● **Direction**: Set down each record below precisely, skipping the pictures.

● **Excerpted data**:
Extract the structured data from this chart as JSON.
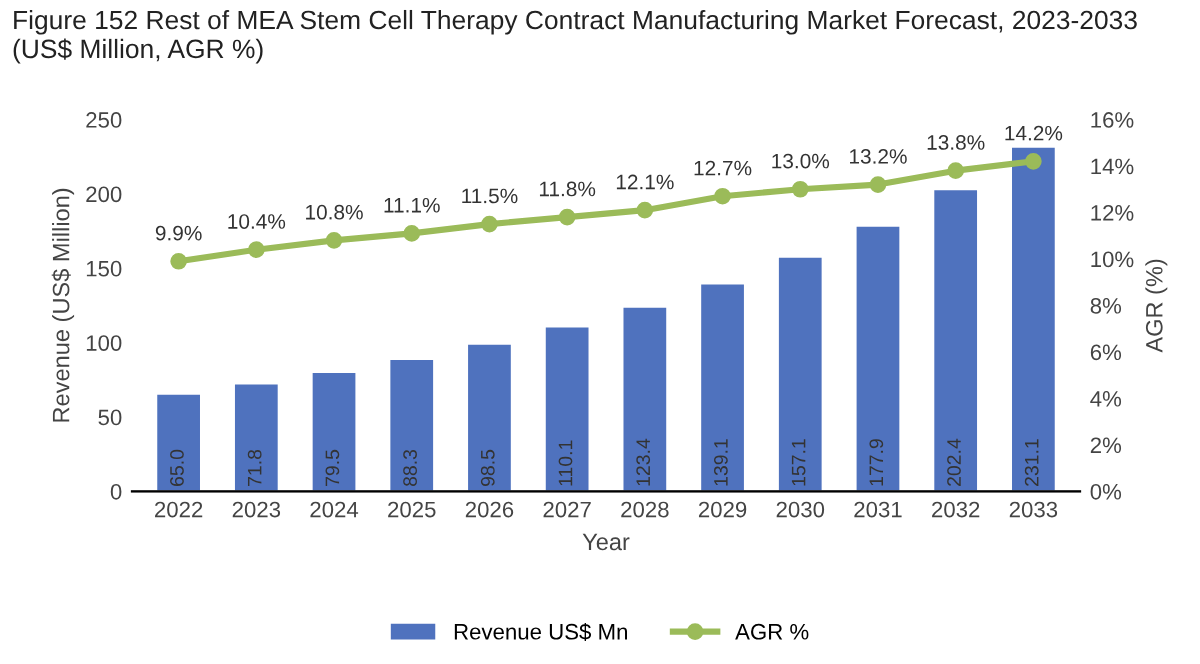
{
  "chart_data": {
    "type": "bar",
    "title": "Figure 152 Rest of MEA Stem Cell Therapy Contract Manufacturing Market Forecast, 2023-2033\n(US$ Million, AGR %)",
    "xlabel": "Year",
    "ylabel": "Revenue (US$ Million)",
    "y2label": "AGR (%)",
    "categories": [
      "2022",
      "2023",
      "2024",
      "2025",
      "2026",
      "2027",
      "2028",
      "2029",
      "2030",
      "2031",
      "2032",
      "2033"
    ],
    "series": [
      {
        "name": "Revenue US$ Mn",
        "color": "#4f72be",
        "values": [
          65.0,
          71.8,
          79.5,
          88.3,
          98.5,
          110.1,
          123.4,
          139.1,
          157.1,
          177.9,
          202.4,
          231.1
        ],
        "value_labels": [
          "65.0",
          "71.8",
          "79.5",
          "88.3",
          "98.5",
          "110.1",
          "123.4",
          "139.1",
          "157.1",
          "177.9",
          "202.4",
          "231.1"
        ]
      },
      {
        "name": "AGR %",
        "type": "line",
        "axis": "y2",
        "color": "#9bbb59",
        "marker": "circle",
        "line_style": "solid",
        "values": [
          9.9,
          10.4,
          10.8,
          11.1,
          11.5,
          11.8,
          12.1,
          12.7,
          13.0,
          13.2,
          13.8,
          14.2
        ],
        "value_labels": [
          "9.9%",
          "10.4%",
          "10.8%",
          "11.1%",
          "11.5%",
          "11.8%",
          "12.1%",
          "12.7%",
          "13.0%",
          "13.2%",
          "13.8%",
          "14.2%"
        ]
      }
    ],
    "ylim": [
      0,
      250
    ],
    "yticks": [
      0,
      50,
      100,
      150,
      200,
      250
    ],
    "y2lim": [
      0,
      16
    ],
    "y2ticks": [
      {
        "value": 0,
        "label": "0%"
      },
      {
        "value": 2,
        "label": "2%"
      },
      {
        "value": 4,
        "label": "4%"
      },
      {
        "value": 6,
        "label": "6%"
      },
      {
        "value": 8,
        "label": "8%"
      },
      {
        "value": 10,
        "label": "10%"
      },
      {
        "value": 12,
        "label": "12%"
      },
      {
        "value": 14,
        "label": "14%"
      },
      {
        "value": 16,
        "label": "16%"
      }
    ],
    "grid": false,
    "legend": "bottom"
  }
}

● **Output below**:
Extract the structured data from this chart as JSON.
{
  "chart_data": {
    "type": "bar",
    "title": "Figure 152 Rest of MEA Stem Cell Therapy Contract Manufacturing Market Forecast, 2023-2033\n(US$ Million, AGR %)",
    "xlabel": "Year",
    "ylabel": "Revenue (US$ Million)",
    "y2label": "AGR (%)",
    "categories": [
      "2022",
      "2023",
      "2024",
      "2025",
      "2026",
      "2027",
      "2028",
      "2029",
      "2030",
      "2031",
      "2032",
      "2033"
    ],
    "series": [
      {
        "name": "Revenue US$ Mn",
        "color": "#4f72be",
        "values": [
          65.0,
          71.8,
          79.5,
          88.3,
          98.5,
          110.1,
          123.4,
          139.1,
          157.1,
          177.9,
          202.4,
          231.1
        ],
        "value_labels": [
          "65.0",
          "71.8",
          "79.5",
          "88.3",
          "98.5",
          "110.1",
          "123.4",
          "139.1",
          "157.1",
          "177.9",
          "202.4",
          "231.1"
        ]
      },
      {
        "name": "AGR %",
        "type": "line",
        "axis": "y2",
        "color": "#9bbb59",
        "marker": "circle",
        "line_style": "solid",
        "values": [
          9.9,
          10.4,
          10.8,
          11.1,
          11.5,
          11.8,
          12.1,
          12.7,
          13.0,
          13.2,
          13.8,
          14.2
        ],
        "value_labels": [
          "9.9%",
          "10.4%",
          "10.8%",
          "11.1%",
          "11.5%",
          "11.8%",
          "12.1%",
          "12.7%",
          "13.0%",
          "13.2%",
          "13.8%",
          "14.2%"
        ]
      }
    ],
    "ylim": [
      0,
      250
    ],
    "yticks": [
      0,
      50,
      100,
      150,
      200,
      250
    ],
    "y2lim": [
      0,
      16
    ],
    "y2ticks": [
      {
        "value": 0,
        "label": "0%"
      },
      {
        "value": 2,
        "label": "2%"
      },
      {
        "value": 4,
        "label": "4%"
      },
      {
        "value": 6,
        "label": "6%"
      },
      {
        "value": 8,
        "label": "8%"
      },
      {
        "value": 10,
        "label": "10%"
      },
      {
        "value": 12,
        "label": "12%"
      },
      {
        "value": 14,
        "label": "14%"
      },
      {
        "value": 16,
        "label": "16%"
      }
    ],
    "grid": false,
    "legend": "bottom"
  }
}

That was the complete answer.